## Provided material

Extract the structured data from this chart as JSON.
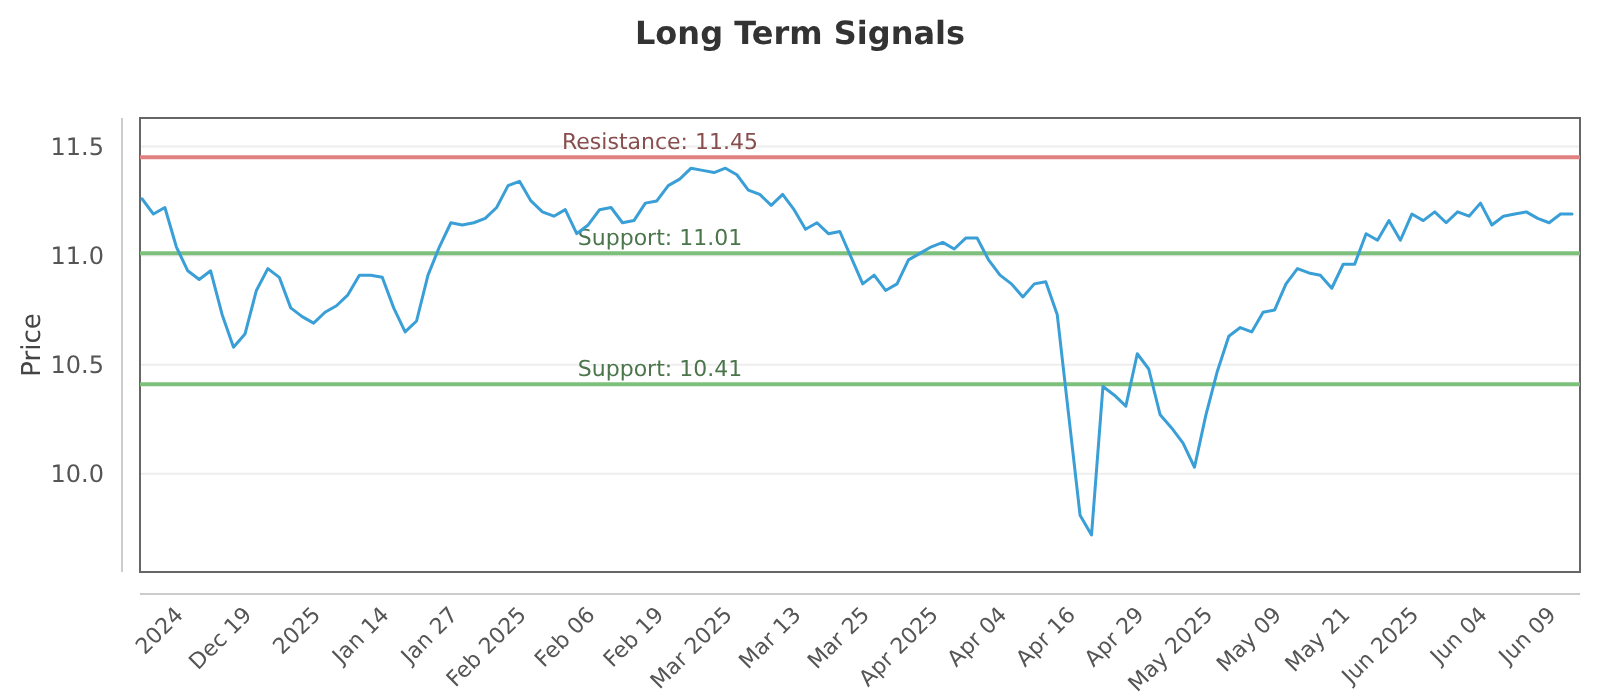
{
  "chart_data": {
    "type": "line",
    "title": "Long Term Signals",
    "ylabel": "Price",
    "categories": [
      null,
      null,
      null,
      "2024",
      null,
      null,
      null,
      null,
      null,
      "Dec 19",
      null,
      null,
      null,
      null,
      null,
      "2025",
      null,
      null,
      null,
      null,
      null,
      "Jan 14",
      null,
      null,
      null,
      null,
      null,
      "Jan 27",
      null,
      null,
      null,
      null,
      null,
      "Feb 2025",
      null,
      null,
      null,
      null,
      null,
      "Feb 06",
      null,
      null,
      null,
      null,
      null,
      "Feb 19",
      null,
      null,
      null,
      null,
      null,
      "Mar 2025",
      null,
      null,
      null,
      null,
      null,
      "Mar 13",
      null,
      null,
      null,
      null,
      null,
      "Mar 25",
      null,
      null,
      null,
      null,
      null,
      "Apr 2025",
      null,
      null,
      null,
      null,
      null,
      "Apr 04",
      null,
      null,
      null,
      null,
      null,
      "Apr 16",
      null,
      null,
      null,
      null,
      null,
      "Apr 29",
      null,
      null,
      null,
      null,
      null,
      "May 2025",
      null,
      null,
      null,
      null,
      null,
      "May 09",
      null,
      null,
      null,
      null,
      null,
      "May 21",
      null,
      null,
      null,
      null,
      null,
      "Jun 2025",
      null,
      null,
      null,
      null,
      null,
      "Jun 04",
      null,
      null,
      null,
      null,
      null,
      "Jun 09",
      null,
      null
    ],
    "series": [
      {
        "color": "#3a9fd6",
        "values": [
          11.26,
          11.19,
          11.22,
          11.04,
          10.93,
          10.89,
          10.93,
          10.73,
          10.58,
          10.64,
          10.84,
          10.94,
          10.9,
          10.76,
          10.72,
          10.69,
          10.74,
          10.77,
          10.82,
          10.91,
          10.91,
          10.9,
          10.76,
          10.65,
          10.7,
          10.91,
          11.04,
          11.15,
          11.14,
          11.15,
          11.17,
          11.22,
          11.32,
          11.34,
          11.25,
          11.2,
          11.18,
          11.21,
          11.1,
          11.14,
          11.21,
          11.22,
          11.15,
          11.16,
          11.24,
          11.25,
          11.32,
          11.35,
          11.4,
          11.39,
          11.38,
          11.4,
          11.37,
          11.3,
          11.28,
          11.23,
          11.28,
          11.21,
          11.12,
          11.15,
          11.1,
          11.11,
          10.99,
          10.87,
          10.91,
          10.84,
          10.87,
          10.98,
          11.01,
          11.04,
          11.06,
          11.03,
          11.08,
          11.08,
          10.98,
          10.91,
          10.87,
          10.81,
          10.87,
          10.88,
          10.73,
          10.27,
          9.81,
          9.72,
          10.4,
          10.36,
          10.31,
          10.55,
          10.48,
          10.27,
          10.21,
          10.14,
          10.03,
          10.27,
          10.47,
          10.63,
          10.67,
          10.65,
          10.74,
          10.75,
          10.87,
          10.94,
          10.92,
          10.91,
          10.85,
          10.96,
          10.96,
          11.1,
          11.07,
          11.16,
          11.07,
          11.19,
          11.16,
          11.2,
          11.15,
          11.2,
          11.18,
          11.24,
          11.14,
          11.18,
          11.19,
          11.2,
          11.17,
          11.15,
          11.19,
          11.19
        ]
      }
    ],
    "ylim": [
      9.55,
      11.63
    ],
    "yticks": [
      {
        "value": 10,
        "label": "10.0"
      },
      {
        "value": 10.5,
        "label": "10.5"
      },
      {
        "value": 11,
        "label": "11.0"
      },
      {
        "value": 11.5,
        "label": "11.5"
      }
    ],
    "grid": "y",
    "ref_lines": [
      {
        "axis": "y",
        "value": 11.45,
        "label": "Resistance: 11.45",
        "color": "#e08080"
      },
      {
        "axis": "y",
        "value": 11.01,
        "label": "Support: 11.01",
        "color": "#7cc07c"
      },
      {
        "axis": "y",
        "value": 10.41,
        "label": "Support: 10.41",
        "color": "#7cc07c"
      }
    ]
  }
}
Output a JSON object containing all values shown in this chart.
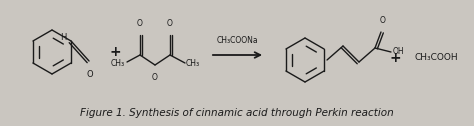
{
  "background_color": "#cac6c0",
  "title_text": "Figure 1. Synthesis of cinnamic acid through Perkin reaction",
  "title_fontsize": 7.5,
  "reagent_label": "CH₃COONa",
  "product_label": "CH₃COOH",
  "fig_width": 4.74,
  "fig_height": 1.26,
  "line_color": "#1a1a1a",
  "line_width": 1.0
}
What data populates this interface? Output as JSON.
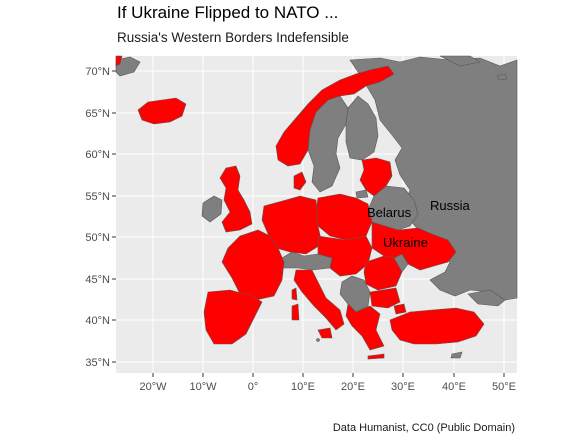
{
  "title": "If Ukraine Flipped to NATO ...",
  "subtitle": "Russia's Western Borders Indefensible",
  "caption": "Data Humanist, CC0 (Public Domain)",
  "colors": {
    "panel_background": "#ebebeb",
    "grid": "#ffffff",
    "nato": "#ff0000",
    "non_nato": "#7f7f7f",
    "border": "#595959"
  },
  "axes": {
    "y_ticks": [
      "70°N",
      "65°N",
      "60°N",
      "55°N",
      "50°N",
      "45°N",
      "40°N",
      "35°N"
    ],
    "x_ticks": [
      "20°W",
      "10°W",
      "0°",
      "10°E",
      "20°E",
      "30°E",
      "40°E",
      "50°E"
    ]
  },
  "labels": {
    "belarus": "Belarus",
    "russia": "Russia",
    "ukraine": "Ukraine"
  }
}
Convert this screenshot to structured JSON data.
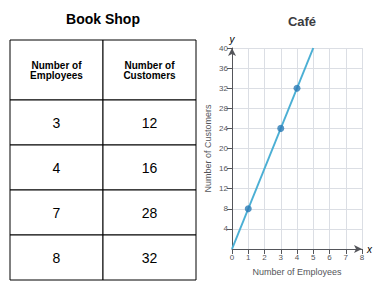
{
  "chart_data": [
    {
      "type": "table",
      "title": "Book Shop",
      "columns": [
        "Number of\nEmployees",
        "Number of\nCustomers"
      ],
      "rows": [
        [
          3,
          12
        ],
        [
          4,
          16
        ],
        [
          7,
          28
        ],
        [
          8,
          32
        ]
      ]
    },
    {
      "type": "scatter",
      "title": "Café",
      "x_label": "Number of Employees",
      "y_label": "Number of Customers",
      "annotations": [
        "y",
        "x"
      ],
      "series": [
        {
          "type": "line",
          "color": "#4bafd4",
          "x": [
            0,
            5.0
          ],
          "values": [
            0,
            40.0
          ]
        },
        {
          "type": "scatter",
          "color": "#2a7bb5",
          "x": [
            1,
            3,
            4
          ],
          "values": [
            8,
            24,
            32
          ]
        }
      ],
      "xlim": [
        0,
        8
      ],
      "ylim": [
        0,
        40
      ],
      "xticks": [
        0,
        1,
        2,
        3,
        4,
        5,
        6,
        7,
        8
      ],
      "yticks": [
        4,
        8,
        12,
        16,
        20,
        24,
        28,
        32,
        36,
        40
      ],
      "grid": true
    }
  ]
}
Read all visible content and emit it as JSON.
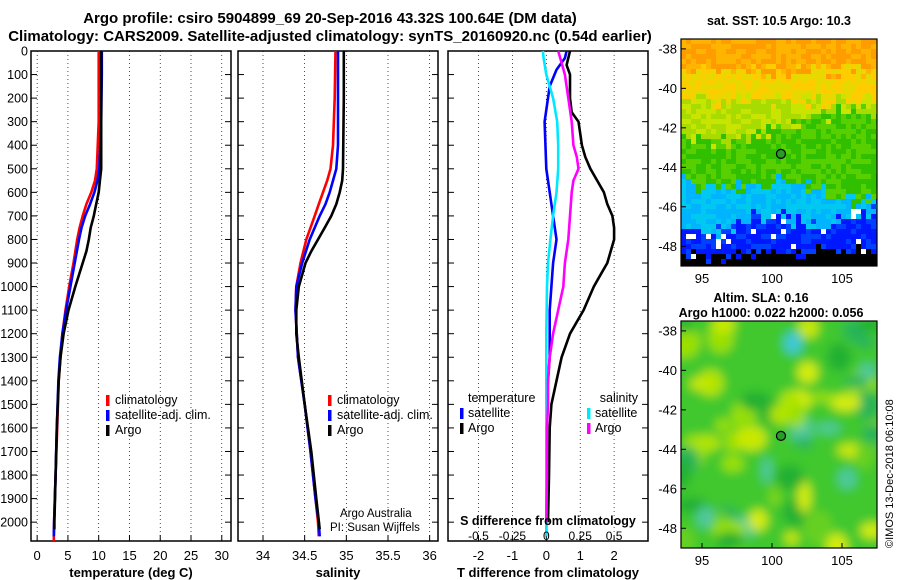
{
  "header": {
    "line1": "Argo profile: csiro 5904899_69 20-Sep-2016 43.32S 100.64E (DM data)",
    "line2": "Climatology: CARS2009. Satellite-adjusted climatology: synTS_20160920.nc (0.54d earlier)"
  },
  "colors": {
    "climatology": "#ff0000",
    "satellite": "#0000ff",
    "argo": "#000000",
    "cyan": "#00e8ff",
    "magenta": "#ff00ff"
  },
  "credits": {
    "line1": "Argo Australia",
    "line2": "PI: Susan Wijffels"
  },
  "watermark": "©IMOS 13-Dec-2018 06:10:08",
  "chart_data": [
    {
      "type": "line",
      "name": "temperature",
      "xlabel": "temperature (deg C)",
      "ylabel": "",
      "xlim": [
        -1,
        31.5
      ],
      "ylim": [
        2080,
        0
      ],
      "xticks": [
        0,
        5,
        10,
        15,
        20,
        25,
        30
      ],
      "yticks": [
        0,
        100,
        200,
        300,
        400,
        500,
        600,
        700,
        800,
        900,
        1000,
        1100,
        1200,
        1300,
        1400,
        1500,
        1600,
        1700,
        1800,
        1900,
        2000
      ],
      "legend": [
        "climatology",
        "satellite-adj. clim.",
        "Argo"
      ],
      "series": [
        {
          "name": "climatology",
          "depth": [
            0,
            100,
            300,
            500,
            550,
            600,
            650,
            700,
            750,
            800,
            900,
            1000,
            1100,
            1200,
            1300,
            1400,
            1600,
            1800,
            2000,
            2080
          ],
          "values": [
            10.0,
            10.0,
            10.0,
            9.7,
            9.4,
            8.8,
            8.0,
            7.4,
            6.9,
            6.5,
            5.9,
            5.2,
            4.6,
            4.1,
            3.8,
            3.5,
            3.25,
            3.0,
            2.75,
            2.7
          ]
        },
        {
          "name": "satellite-adj. clim.",
          "depth": [
            0,
            100,
            300,
            500,
            550,
            600,
            650,
            700,
            750,
            800,
            900,
            1000,
            1100,
            1200,
            1300,
            1400,
            1600,
            1800,
            2000,
            2060
          ],
          "values": [
            10.5,
            10.5,
            10.4,
            10.1,
            9.8,
            9.3,
            8.6,
            7.8,
            7.2,
            6.8,
            6.1,
            5.4,
            4.7,
            4.1,
            3.7,
            3.45,
            3.2,
            3.0,
            2.75,
            2.7
          ]
        },
        {
          "name": "Argo",
          "depth": [
            0,
            100,
            300,
            500,
            550,
            600,
            650,
            700,
            750,
            800,
            850,
            900,
            1000,
            1100,
            1200,
            1300,
            1400,
            1600,
            1800,
            2000,
            2030
          ],
          "values": [
            10.4,
            10.4,
            10.4,
            10.4,
            10.2,
            10.0,
            9.6,
            9.2,
            8.7,
            8.4,
            8.0,
            7.4,
            6.2,
            5.1,
            4.3,
            3.8,
            3.5,
            3.2,
            3.0,
            2.8,
            2.8
          ]
        }
      ]
    },
    {
      "type": "line",
      "name": "salinity",
      "xlabel": "salinity",
      "ylabel": "",
      "xlim": [
        33.7,
        36.1
      ],
      "ylim": [
        2080,
        0
      ],
      "xticks": [
        34,
        34.5,
        35,
        35.5,
        36
      ],
      "legend": [
        "climatology",
        "satellite-adj. clim.",
        "Argo"
      ],
      "series": [
        {
          "name": "climatology",
          "depth": [
            0,
            200,
            400,
            500,
            550,
            600,
            650,
            700,
            800,
            900,
            1000,
            1100,
            1300,
            1500,
            1700,
            1900,
            2000,
            2060
          ],
          "values": [
            34.87,
            34.86,
            34.84,
            34.81,
            34.77,
            34.72,
            34.67,
            34.62,
            34.52,
            34.45,
            34.4,
            34.39,
            34.42,
            34.5,
            34.57,
            34.63,
            34.66,
            34.67
          ]
        },
        {
          "name": "satellite-adj. clim.",
          "depth": [
            0,
            200,
            400,
            500,
            550,
            600,
            650,
            700,
            800,
            900,
            1000,
            1100,
            1300,
            1500,
            1700,
            1900,
            2000,
            2060
          ],
          "values": [
            34.9,
            34.9,
            34.9,
            34.88,
            34.84,
            34.8,
            34.75,
            34.68,
            34.56,
            34.47,
            34.4,
            34.39,
            34.42,
            34.5,
            34.57,
            34.63,
            34.67,
            34.68
          ]
        },
        {
          "name": "Argo",
          "depth": [
            0,
            200,
            500,
            550,
            600,
            650,
            700,
            750,
            800,
            850,
            900,
            1000,
            1100,
            1200,
            1300,
            1500,
            1700,
            1900,
            2030
          ],
          "values": [
            34.97,
            34.97,
            34.96,
            34.95,
            34.92,
            34.88,
            34.82,
            34.74,
            34.66,
            34.58,
            34.51,
            34.43,
            34.4,
            34.4,
            34.43,
            34.5,
            34.58,
            34.64,
            34.68
          ]
        }
      ]
    },
    {
      "type": "line",
      "name": "differences",
      "xlabel": "T difference from climatology",
      "x2label": "S difference from climatology",
      "xlim": [
        -2.9,
        3.0
      ],
      "ylim": [
        2080,
        0
      ],
      "xticks": [
        -2,
        -1,
        0,
        1,
        2
      ],
      "x2ticks": [
        {
          "label": "-0.5",
          "t": -2
        },
        {
          "label": "-0.25",
          "t": -1
        },
        {
          "label": "0",
          "t": 0
        },
        {
          "label": "0.25",
          "t": 1
        },
        {
          "label": "0.5",
          "t": 2
        }
      ],
      "legend_left": {
        "title": "temperature",
        "items": [
          "satellite",
          "Argo"
        ]
      },
      "legend_right": {
        "title": "salinity",
        "items": [
          "satellite",
          "Argo"
        ]
      },
      "series": [
        {
          "name": "T satellite",
          "color": "#0000ff",
          "depth": [
            0,
            30,
            80,
            150,
            300,
            500,
            600,
            700,
            800,
            900,
            1100,
            1300,
            1500,
            1800,
            2060
          ],
          "values": [
            0.6,
            0.55,
            0.3,
            0.1,
            -0.05,
            0.0,
            0.1,
            0.2,
            0.3,
            0.2,
            0.1,
            0.1,
            0.0,
            0.0,
            0.0
          ]
        },
        {
          "name": "T Argo",
          "color": "#000000",
          "depth": [
            0,
            30,
            60,
            100,
            200,
            260,
            300,
            400,
            450,
            500,
            550,
            600,
            650,
            700,
            750,
            800,
            850,
            900,
            950,
            1000,
            1100,
            1200,
            1300,
            1400,
            1500,
            1600,
            1800,
            2000
          ],
          "values": [
            0.7,
            0.65,
            0.6,
            0.7,
            0.7,
            0.75,
            0.95,
            1.05,
            1.15,
            1.3,
            1.5,
            1.7,
            1.8,
            1.95,
            2.0,
            2.0,
            1.9,
            1.8,
            1.6,
            1.4,
            1.1,
            0.7,
            0.45,
            0.3,
            0.15,
            0.1,
            0.08,
            0.05
          ]
        },
        {
          "name": "S satellite",
          "color": "#00e8ff",
          "depth": [
            0,
            30,
            100,
            200,
            300,
            400,
            500,
            600,
            700,
            800,
            900,
            1000,
            1200,
            1400,
            1600,
            1800,
            2060
          ],
          "values": [
            -0.1,
            -0.08,
            0.0,
            0.2,
            0.32,
            0.35,
            0.35,
            0.3,
            0.2,
            0.12,
            0.05,
            0.02,
            0.0,
            0.0,
            0.0,
            0.0,
            0.0
          ]
        },
        {
          "name": "S Argo",
          "color": "#ff00ff",
          "depth": [
            0,
            50,
            100,
            200,
            300,
            400,
            450,
            500,
            550,
            600,
            700,
            800,
            900,
            1000,
            1100,
            1200,
            1300,
            1400,
            1500,
            1600,
            1800,
            2000
          ],
          "values": [
            0.35,
            0.45,
            0.55,
            0.65,
            0.75,
            0.8,
            0.9,
            0.95,
            0.8,
            0.75,
            0.7,
            0.65,
            0.55,
            0.5,
            0.35,
            0.2,
            0.1,
            0.05,
            0.05,
            0.02,
            0.02,
            0.0
          ]
        }
      ]
    },
    {
      "type": "heatmap",
      "name": "sst-map",
      "title": "sat. SST: 10.5 Argo: 10.3",
      "xlim": [
        93.5,
        107.5
      ],
      "ylim": [
        -49,
        -37.5
      ],
      "xticks": [
        95,
        100,
        105
      ],
      "yticks": [
        -38,
        -40,
        -42,
        -44,
        -46,
        -48
      ],
      "float": {
        "lon": 100.64,
        "lat": -43.32
      }
    },
    {
      "type": "heatmap",
      "name": "sla-map",
      "title": "Altim. SLA: 0.16",
      "subtitle": "Argo h1000: 0.022 h2000: 0.056",
      "xlim": [
        93.5,
        107.5
      ],
      "ylim": [
        -49,
        -37.5
      ],
      "xticks": [
        95,
        100,
        105
      ],
      "yticks": [
        -38,
        -40,
        -42,
        -44,
        -46,
        -48
      ],
      "float": {
        "lon": 100.64,
        "lat": -43.32
      }
    }
  ]
}
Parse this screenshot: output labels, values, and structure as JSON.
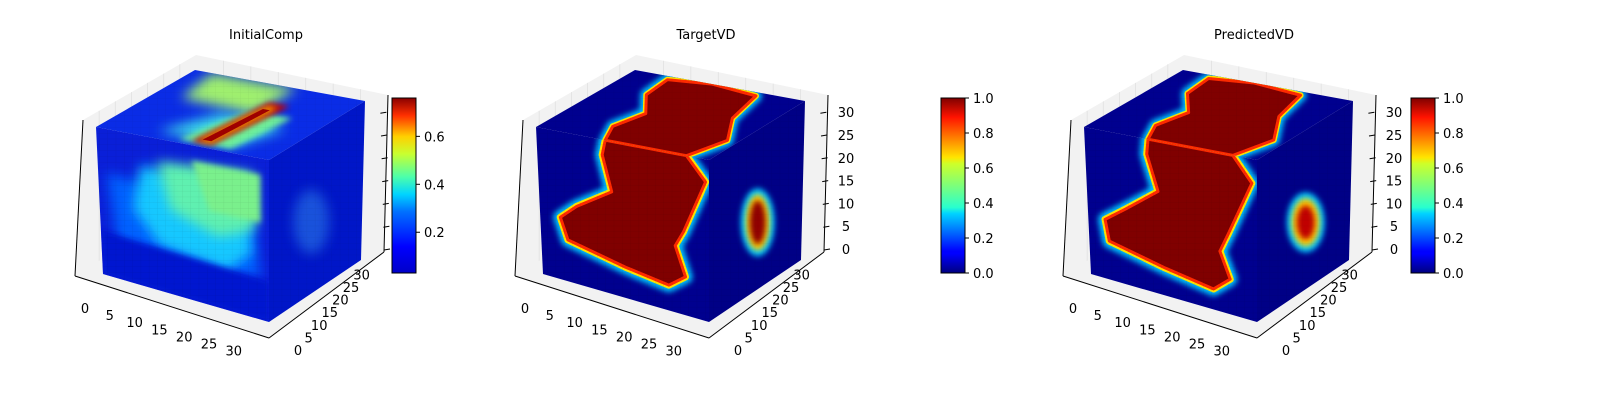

## Written request
Each line in the material either holds the string "Number" or does not. State how many do, and nothing else.

## Output of the task
4